In dieser Reihe stellen wir Ihnen Ideen und Lösungen für die Energiewende vor.
In der Weimarer Notenbank sind sie alle versammelt: Mendelsohn, Schubert, Beethoven, Liszt und Bach. Die ehemalige Staatsbank, ein Kulturdenkmal, beherbergt heute ein Gästehaus mit Ferienwohnungen, die nach den Komponisten benannt sind. Alle hatten eine Beziehung zu Weimar oder Goethe. Wer in der Notenbank bucht, bekommt ein Quartier mit einmaliger Aussicht: Auf dem Dach des wuchtigen Sandsteinbaus bietet eine große Terrasse einen weiten Blick über die Stadt. Die Terrasse ist eingerahmt von Solarpaneelen. Denkmalschutz und Sonnenstrom, im thüringischen Weimar geht das zusammen. Die Anlage gehört der Bürgerenergiegenossenschaft Ilmtal. Probleme beim Bau habe es nicht gegeben, erzählt Matthias Golle, Vorstand der Genossenschaft. Denkmalschützer und Planer hätten sich gut verstanden. „Der Denkmalschutz hat sich geöffnet“, sagt er. Durften Solaran lagen auf den Dächern in Weimar lange Zeit von der Straße aus nicht sichtbar sein, ist das heute nicht mehr ausgeschlossen. Manchem hier gelten Solaranlagen auf historischen Gebäuden als „zu akzeptierende Zeitschicht“.
Die Ilmtal-Genossenschaft unterhält ein Büro gleich gegenüber der Notenbank. Im Schaufenster des Büros duckt sich ein kleines weißes Windrad neben einem Balkonsolarmodul. Über die Scheibe zieht sich die Aufschrift: „Ökostrom aus Thüringen.“ Seit 2013 gibt es die Energiegenossenschaft. Golle gehört zu den 18 Gründungsmitgliedern. Der gebürtige Thüringer hat in Weimar Architektur studiert und sich bereits im Studium mit Photovoltaik beschäftigt. Statt Architekt zu werden baute er eine Firma für PV-Installationen auf. Als die Stadt Weimar vor elf Jahren Dächer für die Installation von Solaranlagen ausschrieb, gab das den Anstoß für die Gründung der Genossenschaft.

● ● ●

→ **KURZE ÜBUNG A**
Fasse den Absatz des Textauszugs, der mit „Die Ilmtal-Genossenschaft unterhält“ beginnt, als kurze Stichpunktliste zusammen. Die wesentlichen Fakten sollen erhalten bleiben.

● ● ●

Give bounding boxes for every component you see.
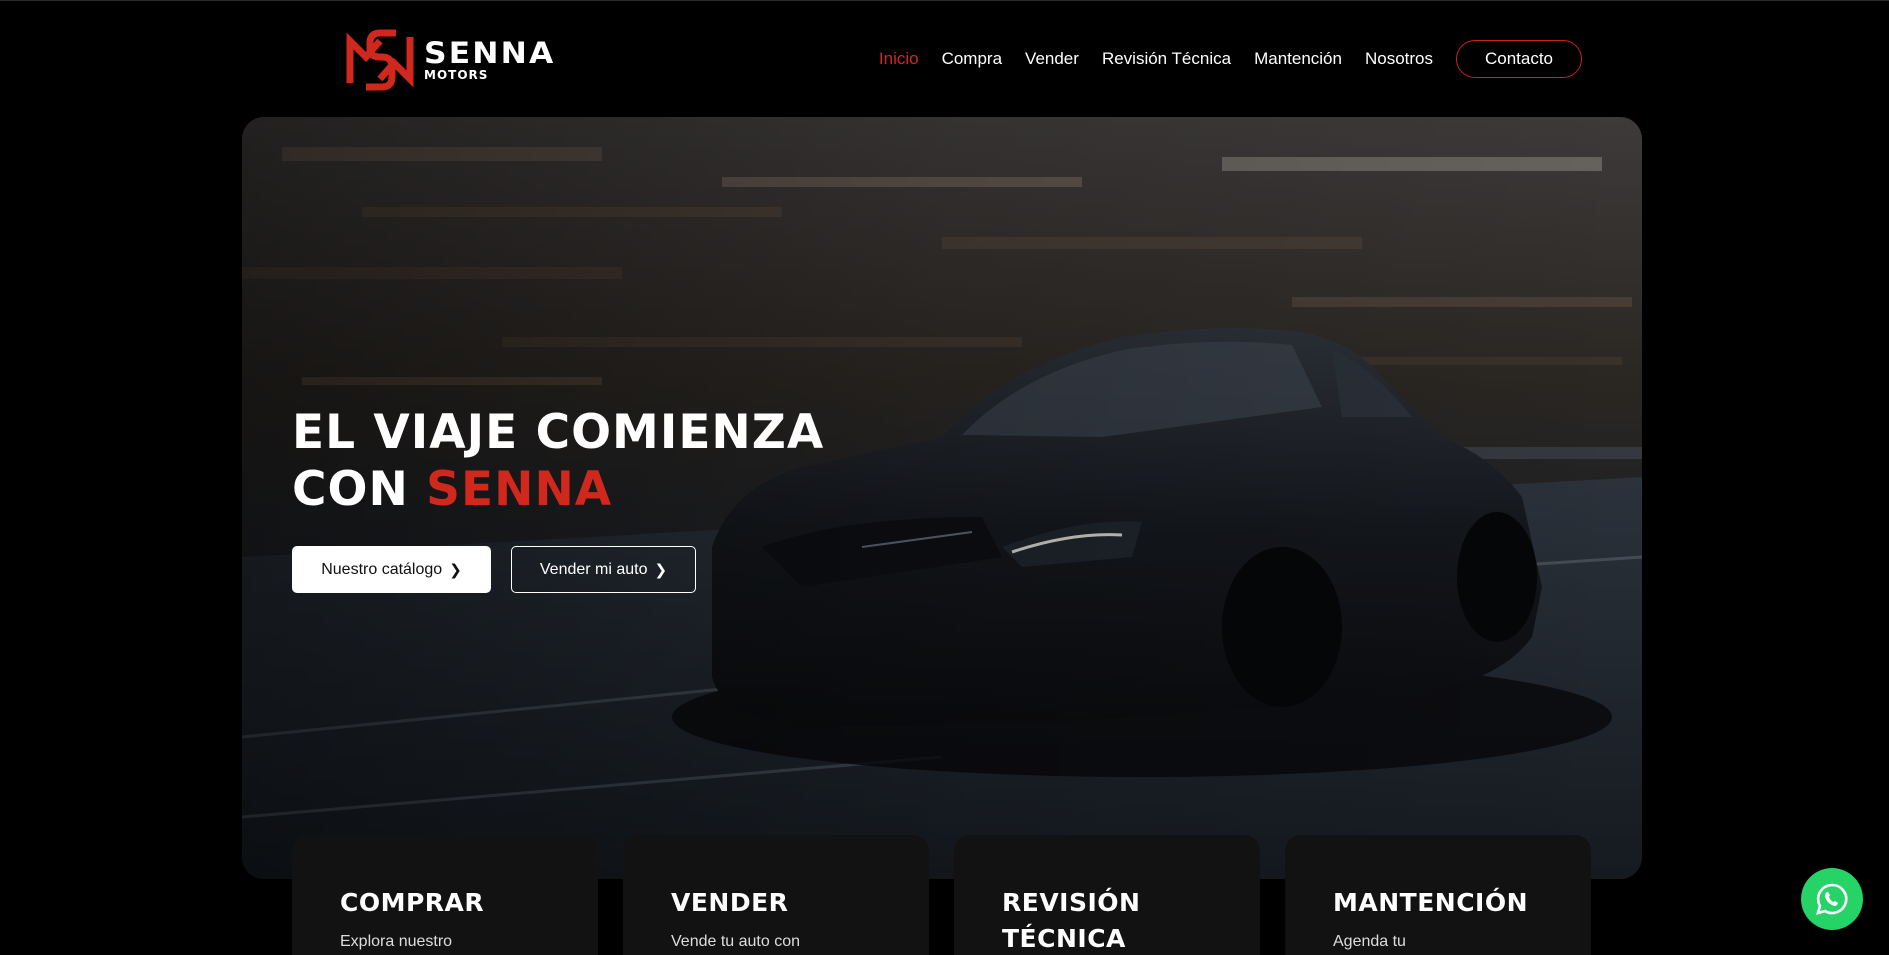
catalog-button[interactable]: Nuestro catálogo ❯ xyxy=(292,546,491,593)
catalog-button-label: Nuestro catálogo xyxy=(321,560,443,578)
service-card-vender[interactable]: VENDER Vende tu auto con xyxy=(623,835,929,955)
main-nav: Inicio Compra Vender Revisión Técnica Ma… xyxy=(879,39,1582,79)
card-text: Explora nuestro xyxy=(340,933,453,950)
card-title: MANTENCIÓN xyxy=(1333,888,1529,917)
chevron-right-icon: ❯ xyxy=(449,561,462,579)
nav-item-inicio[interactable]: Inicio xyxy=(879,49,919,69)
senna-logo-icon xyxy=(346,29,414,91)
hero-headline-prefix: CON xyxy=(292,462,427,517)
hero-headline: EL VIAJE COMIENZA CON SENNA xyxy=(292,404,824,518)
page: SENNA MOTORS Inicio Compra Vender Revisi… xyxy=(0,0,1889,955)
sell-car-button[interactable]: Vender mi auto ❯ xyxy=(511,546,696,593)
service-card-mantencion[interactable]: MANTENCIÓN Agenda tu xyxy=(1285,835,1591,955)
nav-item-vender[interactable]: Vender xyxy=(1025,49,1079,69)
card-title: REVISIÓN TÉCNICA xyxy=(1002,888,1141,953)
chevron-right-icon: ❯ xyxy=(654,561,668,579)
sell-car-button-label: Vender mi auto xyxy=(539,560,648,578)
whatsapp-button[interactable] xyxy=(1801,868,1863,930)
brand-name: SENNA xyxy=(424,36,556,70)
card-title: VENDER xyxy=(671,888,789,917)
brand-subtitle: MOTORS xyxy=(424,68,489,82)
service-card-comprar[interactable]: COMPRAR Explora nuestro xyxy=(292,835,598,955)
whatsapp-icon xyxy=(1816,883,1848,915)
brand-logo[interactable]: SENNA MOTORS xyxy=(344,27,553,93)
hero-headline-accent: SENNA xyxy=(426,462,613,517)
nav-item-nosotros[interactable]: Nosotros xyxy=(1365,49,1433,69)
card-title: COMPRAR xyxy=(340,888,485,917)
card-text: Agenda tu xyxy=(1333,933,1406,950)
nav-item-compra[interactable]: Compra xyxy=(942,49,1002,69)
hero-headline-line1: EL VIAJE COMIENZA xyxy=(292,405,825,460)
contact-button[interactable]: Contacto xyxy=(1456,40,1582,78)
nav-item-revision-tecnica[interactable]: Revisión Técnica xyxy=(1102,49,1231,69)
hero-banner: EL VIAJE COMIENZA CON SENNA Nuestro catá… xyxy=(242,117,1642,879)
nav-item-mantencion[interactable]: Mantención xyxy=(1254,49,1342,69)
service-card-revision-tecnica[interactable]: REVISIÓN TÉCNICA xyxy=(954,835,1260,955)
card-text: Vende tu auto con xyxy=(671,933,800,950)
brand-wordmark: SENNA MOTORS xyxy=(424,39,553,82)
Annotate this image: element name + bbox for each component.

● ● ●

→ **KURZE ÜBUNG B**
Schreibe aus den Datensätzen alles von der Zeile mit „catalog-button[interactable]: Nuestro catálogo“ bis einschließlich der Zeile mit „main-nav: Inicio Compra“ unverändert ab.

→ **LÖSUNG A**
- Die Ilmtal-Genossenschaft hat ihr Büro direkt gegenüber der Notenbank.
- Im Schaufenster stehen ein kleines weißes Windrad und ein Balkonsolarmodul. Auf der Scheibe steht „Ökostrom aus Thüringen.“
- Die Energiegenossenschaft gibt es seit 2013. Golle ist eines der 18 Gründungsmitglieder.
- Golle ist gebürtiger Thüringer und hat in Weimar Architektur studiert. Schon im Studium hat er sich mit Photovoltaik beschäftigt.
- Statt Architekt zu werden, baute er eine Firma für PV-Installationen auf.
- Den Anstoß zur Gründung gab die Stadt Weimar, als sie vor elf Jahren Dächer für Solaranlagen ausschrieb.

→ **LÖSUNG B**
catalog-button[interactable]: Nuestro catálogo ❯ xyxy=(292,546,491,593)
catalog-button-label: Nuestro catálogo xyxy=(321,560,443,578)
service-card-vender[interactable]: VENDER Vende tu auto con xyxy=(623,835,929,955)
main-nav: Inicio Compra Vender Revisión Técnica Ma… xyxy=(879,39,1582,79)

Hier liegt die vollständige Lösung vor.